- **GIVEN REQUEST**
Every record must appear in your copy exactly as written, with no pictures.

- **RAW DATA**
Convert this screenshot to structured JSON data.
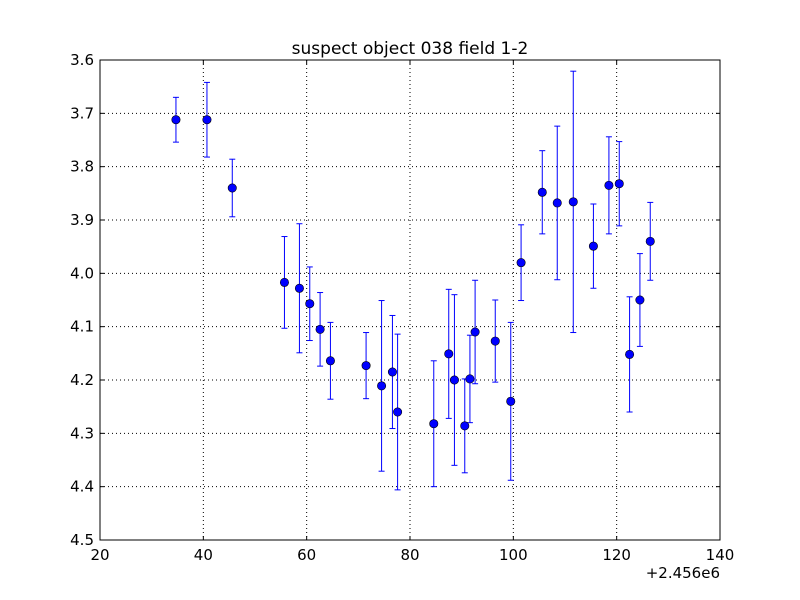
{
  "chart_data": {
    "type": "scatter",
    "title": "suspect object 038 field 1-2",
    "xlabel": "",
    "ylabel": "",
    "x_offset_label": "+2.456e6",
    "xlim": [
      20,
      140
    ],
    "ylim": [
      3.6,
      4.5
    ],
    "y_inverted": true,
    "grid": true,
    "x_ticks": [
      "20",
      "40",
      "60",
      "80",
      "100",
      "120",
      "140"
    ],
    "y_ticks": [
      "3.6",
      "3.7",
      "3.8",
      "3.9",
      "4.0",
      "4.1",
      "4.2",
      "4.3",
      "4.4",
      "4.5"
    ],
    "colors": {
      "series": "#0000ff",
      "grid": "#000000"
    },
    "series": [
      {
        "points": [
          {
            "x": 2456034.7,
            "y": 3.712,
            "err_low": 0.042,
            "err_high": 0.042
          },
          {
            "x": 2456040.7,
            "y": 3.712,
            "err_low": 0.07,
            "err_high": 0.07
          },
          {
            "x": 2456045.6,
            "y": 3.84,
            "err_low": 0.054,
            "err_high": 0.054
          },
          {
            "x": 2456055.7,
            "y": 4.017,
            "err_low": 0.086,
            "err_high": 0.086
          },
          {
            "x": 2456058.6,
            "y": 4.028,
            "err_low": 0.121,
            "err_high": 0.121
          },
          {
            "x": 2456060.6,
            "y": 4.057,
            "err_low": 0.069,
            "err_high": 0.069
          },
          {
            "x": 2456062.6,
            "y": 4.105,
            "err_low": 0.069,
            "err_high": 0.069
          },
          {
            "x": 2456064.6,
            "y": 4.164,
            "err_low": 0.072,
            "err_high": 0.072
          },
          {
            "x": 2456071.5,
            "y": 4.173,
            "err_low": 0.062,
            "err_high": 0.062
          },
          {
            "x": 2456074.5,
            "y": 4.211,
            "err_low": 0.16,
            "err_high": 0.16
          },
          {
            "x": 2456076.6,
            "y": 4.185,
            "err_low": 0.106,
            "err_high": 0.106
          },
          {
            "x": 2456077.6,
            "y": 4.26,
            "err_low": 0.146,
            "err_high": 0.146
          },
          {
            "x": 2456084.6,
            "y": 4.282,
            "err_low": 0.118,
            "err_high": 0.118
          },
          {
            "x": 2456087.5,
            "y": 4.151,
            "err_low": 0.121,
            "err_high": 0.121
          },
          {
            "x": 2456088.6,
            "y": 4.2,
            "err_low": 0.16,
            "err_high": 0.16
          },
          {
            "x": 2456090.6,
            "y": 4.286,
            "err_low": 0.088,
            "err_high": 0.088
          },
          {
            "x": 2456091.6,
            "y": 4.198,
            "err_low": 0.082,
            "err_high": 0.082
          },
          {
            "x": 2456092.6,
            "y": 4.11,
            "err_low": 0.097,
            "err_high": 0.097
          },
          {
            "x": 2456096.5,
            "y": 4.127,
            "err_low": 0.077,
            "err_high": 0.077
          },
          {
            "x": 2456099.5,
            "y": 4.24,
            "err_low": 0.148,
            "err_high": 0.148
          },
          {
            "x": 2456101.5,
            "y": 3.98,
            "err_low": 0.071,
            "err_high": 0.071
          },
          {
            "x": 2456105.6,
            "y": 3.848,
            "err_low": 0.078,
            "err_high": 0.078
          },
          {
            "x": 2456108.5,
            "y": 3.868,
            "err_low": 0.144,
            "err_high": 0.144
          },
          {
            "x": 2456111.6,
            "y": 3.866,
            "err_low": 0.245,
            "err_high": 0.245
          },
          {
            "x": 2456115.5,
            "y": 3.949,
            "err_low": 0.079,
            "err_high": 0.079
          },
          {
            "x": 2456118.5,
            "y": 3.835,
            "err_low": 0.091,
            "err_high": 0.091
          },
          {
            "x": 2456120.5,
            "y": 3.832,
            "err_low": 0.079,
            "err_high": 0.079
          },
          {
            "x": 2456122.5,
            "y": 4.152,
            "err_low": 0.108,
            "err_high": 0.108
          },
          {
            "x": 2456124.5,
            "y": 4.05,
            "err_low": 0.087,
            "err_high": 0.087
          },
          {
            "x": 2456126.5,
            "y": 3.94,
            "err_low": 0.073,
            "err_high": 0.073
          }
        ]
      }
    ]
  }
}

- **TASK SOLUTION**
Convert this screenshot to structured JSON data.
{
  "chart_data": {
    "type": "scatter",
    "title": "suspect object 038 field 1-2",
    "xlabel": "",
    "ylabel": "",
    "x_offset_label": "+2.456e6",
    "xlim": [
      20,
      140
    ],
    "ylim": [
      3.6,
      4.5
    ],
    "y_inverted": true,
    "grid": true,
    "x_ticks": [
      "20",
      "40",
      "60",
      "80",
      "100",
      "120",
      "140"
    ],
    "y_ticks": [
      "3.6",
      "3.7",
      "3.8",
      "3.9",
      "4.0",
      "4.1",
      "4.2",
      "4.3",
      "4.4",
      "4.5"
    ],
    "colors": {
      "series": "#0000ff",
      "grid": "#000000"
    },
    "series": [
      {
        "points": [
          {
            "x": 2456034.7,
            "y": 3.712,
            "err_low": 0.042,
            "err_high": 0.042
          },
          {
            "x": 2456040.7,
            "y": 3.712,
            "err_low": 0.07,
            "err_high": 0.07
          },
          {
            "x": 2456045.6,
            "y": 3.84,
            "err_low": 0.054,
            "err_high": 0.054
          },
          {
            "x": 2456055.7,
            "y": 4.017,
            "err_low": 0.086,
            "err_high": 0.086
          },
          {
            "x": 2456058.6,
            "y": 4.028,
            "err_low": 0.121,
            "err_high": 0.121
          },
          {
            "x": 2456060.6,
            "y": 4.057,
            "err_low": 0.069,
            "err_high": 0.069
          },
          {
            "x": 2456062.6,
            "y": 4.105,
            "err_low": 0.069,
            "err_high": 0.069
          },
          {
            "x": 2456064.6,
            "y": 4.164,
            "err_low": 0.072,
            "err_high": 0.072
          },
          {
            "x": 2456071.5,
            "y": 4.173,
            "err_low": 0.062,
            "err_high": 0.062
          },
          {
            "x": 2456074.5,
            "y": 4.211,
            "err_low": 0.16,
            "err_high": 0.16
          },
          {
            "x": 2456076.6,
            "y": 4.185,
            "err_low": 0.106,
            "err_high": 0.106
          },
          {
            "x": 2456077.6,
            "y": 4.26,
            "err_low": 0.146,
            "err_high": 0.146
          },
          {
            "x": 2456084.6,
            "y": 4.282,
            "err_low": 0.118,
            "err_high": 0.118
          },
          {
            "x": 2456087.5,
            "y": 4.151,
            "err_low": 0.121,
            "err_high": 0.121
          },
          {
            "x": 2456088.6,
            "y": 4.2,
            "err_low": 0.16,
            "err_high": 0.16
          },
          {
            "x": 2456090.6,
            "y": 4.286,
            "err_low": 0.088,
            "err_high": 0.088
          },
          {
            "x": 2456091.6,
            "y": 4.198,
            "err_low": 0.082,
            "err_high": 0.082
          },
          {
            "x": 2456092.6,
            "y": 4.11,
            "err_low": 0.097,
            "err_high": 0.097
          },
          {
            "x": 2456096.5,
            "y": 4.127,
            "err_low": 0.077,
            "err_high": 0.077
          },
          {
            "x": 2456099.5,
            "y": 4.24,
            "err_low": 0.148,
            "err_high": 0.148
          },
          {
            "x": 2456101.5,
            "y": 3.98,
            "err_low": 0.071,
            "err_high": 0.071
          },
          {
            "x": 2456105.6,
            "y": 3.848,
            "err_low": 0.078,
            "err_high": 0.078
          },
          {
            "x": 2456108.5,
            "y": 3.868,
            "err_low": 0.144,
            "err_high": 0.144
          },
          {
            "x": 2456111.6,
            "y": 3.866,
            "err_low": 0.245,
            "err_high": 0.245
          },
          {
            "x": 2456115.5,
            "y": 3.949,
            "err_low": 0.079,
            "err_high": 0.079
          },
          {
            "x": 2456118.5,
            "y": 3.835,
            "err_low": 0.091,
            "err_high": 0.091
          },
          {
            "x": 2456120.5,
            "y": 3.832,
            "err_low": 0.079,
            "err_high": 0.079
          },
          {
            "x": 2456122.5,
            "y": 4.152,
            "err_low": 0.108,
            "err_high": 0.108
          },
          {
            "x": 2456124.5,
            "y": 4.05,
            "err_low": 0.087,
            "err_high": 0.087
          },
          {
            "x": 2456126.5,
            "y": 3.94,
            "err_low": 0.073,
            "err_high": 0.073
          }
        ]
      }
    ]
  }
}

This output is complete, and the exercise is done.